Below are the records. List every line holding the word "Extract".

Items listed in a dataset

□ □ □ □ □ □ □

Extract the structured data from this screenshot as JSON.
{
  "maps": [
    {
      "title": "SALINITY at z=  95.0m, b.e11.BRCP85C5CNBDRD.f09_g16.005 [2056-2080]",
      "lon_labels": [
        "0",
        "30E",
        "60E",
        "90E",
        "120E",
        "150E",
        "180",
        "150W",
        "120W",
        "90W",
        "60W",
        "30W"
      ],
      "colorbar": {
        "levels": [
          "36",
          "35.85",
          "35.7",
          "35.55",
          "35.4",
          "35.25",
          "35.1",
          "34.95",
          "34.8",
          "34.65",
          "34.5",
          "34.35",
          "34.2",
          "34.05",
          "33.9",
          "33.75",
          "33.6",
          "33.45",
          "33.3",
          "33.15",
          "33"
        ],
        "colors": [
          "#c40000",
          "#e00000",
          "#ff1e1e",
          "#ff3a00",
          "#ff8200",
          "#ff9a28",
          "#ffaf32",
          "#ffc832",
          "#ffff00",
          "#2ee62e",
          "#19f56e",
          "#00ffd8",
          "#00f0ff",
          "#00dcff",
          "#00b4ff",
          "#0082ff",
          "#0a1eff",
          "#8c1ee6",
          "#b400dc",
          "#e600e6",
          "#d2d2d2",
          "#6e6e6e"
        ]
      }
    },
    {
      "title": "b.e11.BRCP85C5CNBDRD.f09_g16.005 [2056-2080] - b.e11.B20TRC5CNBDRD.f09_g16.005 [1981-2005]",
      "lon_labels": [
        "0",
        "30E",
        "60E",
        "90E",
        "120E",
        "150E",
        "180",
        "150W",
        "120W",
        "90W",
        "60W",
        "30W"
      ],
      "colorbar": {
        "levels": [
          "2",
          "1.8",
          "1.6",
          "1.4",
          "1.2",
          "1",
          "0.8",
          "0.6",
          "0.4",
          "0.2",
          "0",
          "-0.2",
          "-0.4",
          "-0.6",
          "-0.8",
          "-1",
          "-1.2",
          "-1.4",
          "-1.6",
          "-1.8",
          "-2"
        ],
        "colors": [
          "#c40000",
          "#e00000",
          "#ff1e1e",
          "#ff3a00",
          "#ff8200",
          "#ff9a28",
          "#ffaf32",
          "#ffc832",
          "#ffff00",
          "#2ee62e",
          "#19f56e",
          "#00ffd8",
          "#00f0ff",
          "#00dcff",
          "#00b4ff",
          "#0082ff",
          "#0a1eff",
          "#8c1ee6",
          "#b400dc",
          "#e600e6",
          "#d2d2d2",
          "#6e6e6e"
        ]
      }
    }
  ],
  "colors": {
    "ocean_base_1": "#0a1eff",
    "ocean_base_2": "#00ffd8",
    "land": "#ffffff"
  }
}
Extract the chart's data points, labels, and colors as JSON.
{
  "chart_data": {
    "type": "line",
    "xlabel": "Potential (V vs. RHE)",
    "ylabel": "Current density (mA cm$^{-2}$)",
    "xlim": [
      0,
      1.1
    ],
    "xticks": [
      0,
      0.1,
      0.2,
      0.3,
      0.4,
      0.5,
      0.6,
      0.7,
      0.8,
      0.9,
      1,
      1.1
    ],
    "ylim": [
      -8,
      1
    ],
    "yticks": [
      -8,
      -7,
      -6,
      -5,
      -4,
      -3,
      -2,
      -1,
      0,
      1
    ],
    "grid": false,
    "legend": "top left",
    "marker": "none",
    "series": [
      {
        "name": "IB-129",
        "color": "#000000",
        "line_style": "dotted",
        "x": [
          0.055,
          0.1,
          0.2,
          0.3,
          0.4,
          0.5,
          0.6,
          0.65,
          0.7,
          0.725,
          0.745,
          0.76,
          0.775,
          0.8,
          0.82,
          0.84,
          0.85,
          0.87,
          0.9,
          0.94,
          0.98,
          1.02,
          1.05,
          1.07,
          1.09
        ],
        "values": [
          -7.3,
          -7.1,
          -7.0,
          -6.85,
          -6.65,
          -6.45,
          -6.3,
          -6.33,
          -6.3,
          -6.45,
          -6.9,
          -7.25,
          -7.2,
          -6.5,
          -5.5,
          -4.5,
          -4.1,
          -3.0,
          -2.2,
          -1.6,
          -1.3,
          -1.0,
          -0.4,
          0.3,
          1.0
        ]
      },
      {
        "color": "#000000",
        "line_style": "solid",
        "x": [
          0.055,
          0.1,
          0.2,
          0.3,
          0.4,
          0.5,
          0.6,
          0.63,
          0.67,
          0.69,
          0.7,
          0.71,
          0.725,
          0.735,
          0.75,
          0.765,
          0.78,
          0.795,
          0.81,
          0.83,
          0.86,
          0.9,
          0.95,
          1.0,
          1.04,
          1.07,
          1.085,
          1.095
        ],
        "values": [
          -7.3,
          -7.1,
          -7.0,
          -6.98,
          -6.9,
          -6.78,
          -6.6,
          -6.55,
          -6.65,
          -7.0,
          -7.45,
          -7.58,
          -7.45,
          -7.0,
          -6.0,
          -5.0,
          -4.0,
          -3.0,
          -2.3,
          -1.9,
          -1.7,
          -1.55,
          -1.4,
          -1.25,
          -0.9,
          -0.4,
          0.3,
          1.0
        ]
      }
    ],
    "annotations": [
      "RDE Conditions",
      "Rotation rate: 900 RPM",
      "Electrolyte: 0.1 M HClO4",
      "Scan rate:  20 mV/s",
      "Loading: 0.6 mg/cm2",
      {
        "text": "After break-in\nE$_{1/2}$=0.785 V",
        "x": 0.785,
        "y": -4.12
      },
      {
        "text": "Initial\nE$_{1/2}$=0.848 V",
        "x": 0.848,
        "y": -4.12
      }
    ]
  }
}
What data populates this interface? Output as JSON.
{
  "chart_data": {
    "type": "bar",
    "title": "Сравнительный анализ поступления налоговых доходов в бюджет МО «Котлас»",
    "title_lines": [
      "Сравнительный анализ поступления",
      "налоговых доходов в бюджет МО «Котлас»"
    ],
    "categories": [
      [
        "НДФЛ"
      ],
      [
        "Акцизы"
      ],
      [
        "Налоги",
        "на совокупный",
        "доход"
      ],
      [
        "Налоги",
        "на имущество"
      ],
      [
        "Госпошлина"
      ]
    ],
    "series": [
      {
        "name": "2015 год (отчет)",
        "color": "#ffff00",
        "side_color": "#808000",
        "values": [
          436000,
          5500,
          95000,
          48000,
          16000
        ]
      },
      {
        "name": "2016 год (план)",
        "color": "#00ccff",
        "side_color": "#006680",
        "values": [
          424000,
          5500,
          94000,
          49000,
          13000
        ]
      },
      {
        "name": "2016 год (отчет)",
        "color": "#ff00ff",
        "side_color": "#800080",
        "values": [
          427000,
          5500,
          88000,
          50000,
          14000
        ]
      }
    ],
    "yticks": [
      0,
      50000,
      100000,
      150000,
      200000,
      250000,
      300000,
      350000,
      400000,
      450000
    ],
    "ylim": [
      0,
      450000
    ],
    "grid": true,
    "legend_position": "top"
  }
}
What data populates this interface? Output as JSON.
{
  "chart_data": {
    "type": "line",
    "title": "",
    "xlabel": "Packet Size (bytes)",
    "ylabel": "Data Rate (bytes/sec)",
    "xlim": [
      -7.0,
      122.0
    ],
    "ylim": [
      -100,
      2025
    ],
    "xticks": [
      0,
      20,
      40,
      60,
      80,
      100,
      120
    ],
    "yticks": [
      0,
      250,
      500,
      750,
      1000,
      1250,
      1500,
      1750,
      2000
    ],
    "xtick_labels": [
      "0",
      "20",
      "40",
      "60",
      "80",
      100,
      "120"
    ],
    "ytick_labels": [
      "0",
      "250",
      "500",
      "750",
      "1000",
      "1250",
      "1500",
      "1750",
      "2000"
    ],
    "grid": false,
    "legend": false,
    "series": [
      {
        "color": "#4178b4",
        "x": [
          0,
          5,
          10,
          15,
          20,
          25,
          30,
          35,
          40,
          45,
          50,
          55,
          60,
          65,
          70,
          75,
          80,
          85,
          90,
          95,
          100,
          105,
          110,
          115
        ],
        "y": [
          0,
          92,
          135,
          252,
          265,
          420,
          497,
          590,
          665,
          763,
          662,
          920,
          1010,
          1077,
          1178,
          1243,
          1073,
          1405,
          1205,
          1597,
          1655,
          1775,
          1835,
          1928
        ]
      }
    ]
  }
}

□ □ □ □ □ □ □

RESPONSE TO THIS TASK
Extract the structured data from this screenshot as JSON.
Extract the chart's data points, labels, and colors as JSON.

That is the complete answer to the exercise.